Break Down the Roadblocks to Your Financial Goals
Are These Reasons Keeping You from Putting Money Away?
When it comes to saving money and planning for long-term financial goals, the first instinct for some people is to opt for instant gratification instead. So when it's time to buy or save, you wouldn't be alone in having a whole list of things you need to buy and a plethora of reasons why you can't save.
Here's how financial experts suggest getting a handle on some of those reasons.
"I Don't Make Enough to Save"
"People don't realize that saving does not require a high income," says Donna Skeels Cygan, author of "The Joy of Financial Security" and president of Sage Future Financial. "The two are virtually exclusive. Someone with a low income can still save, and many people with a very high income do not save at all."
If low income is your reason for not putting aside money on a regular basis, Cygan recommends starting with just 5 percent – or even 2 to 3 percent – of your income. Then, gradually increase it to 10 percent and then to 15 or 20 percent.
When you do get that growth in income – a new job or a raise, perhaps – the best approach is to keep your expenses the same and simply raise the rate of your savings, she says. Have the amount of your raise automatically go into savings the moment it arrives.
And don't forget those occasional windfalls, such as a tax refund. "Saving half of your tax refund is a great way to launch a savings program," says Cygan.
"All of My Expenses are Essential"
People like having freedom with their money, says financial expert and author Linda P. Jones. So when we're told we need to cut our expenses and put that money away, our brains resist this idea of restricting ourselves, especially if we feel like we're barely getting by. This is why even though most people know they should put aside a share of their income, says Jones, few actually do.

Given data
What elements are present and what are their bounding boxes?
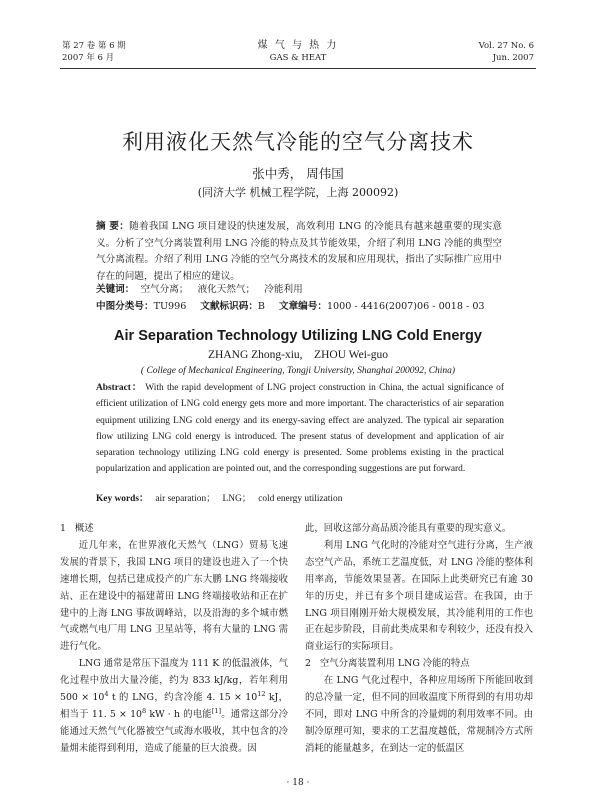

Problem statement
Can you extract the passage of the article on financial goals between "Break Down the" and "you can't save.", inclusive?

Task answer
Break Down the Roadblocks to Your Financial Goals
Are These Reasons Keeping You from Putting Money Away?
When it comes to saving money and planning for long-term financial goals, the first instinct for some people is to opt for instant gratification instead. So when it's time to buy or save, you wouldn't be alone in having a whole list of things you need to buy and a plethora of reasons why you can't save.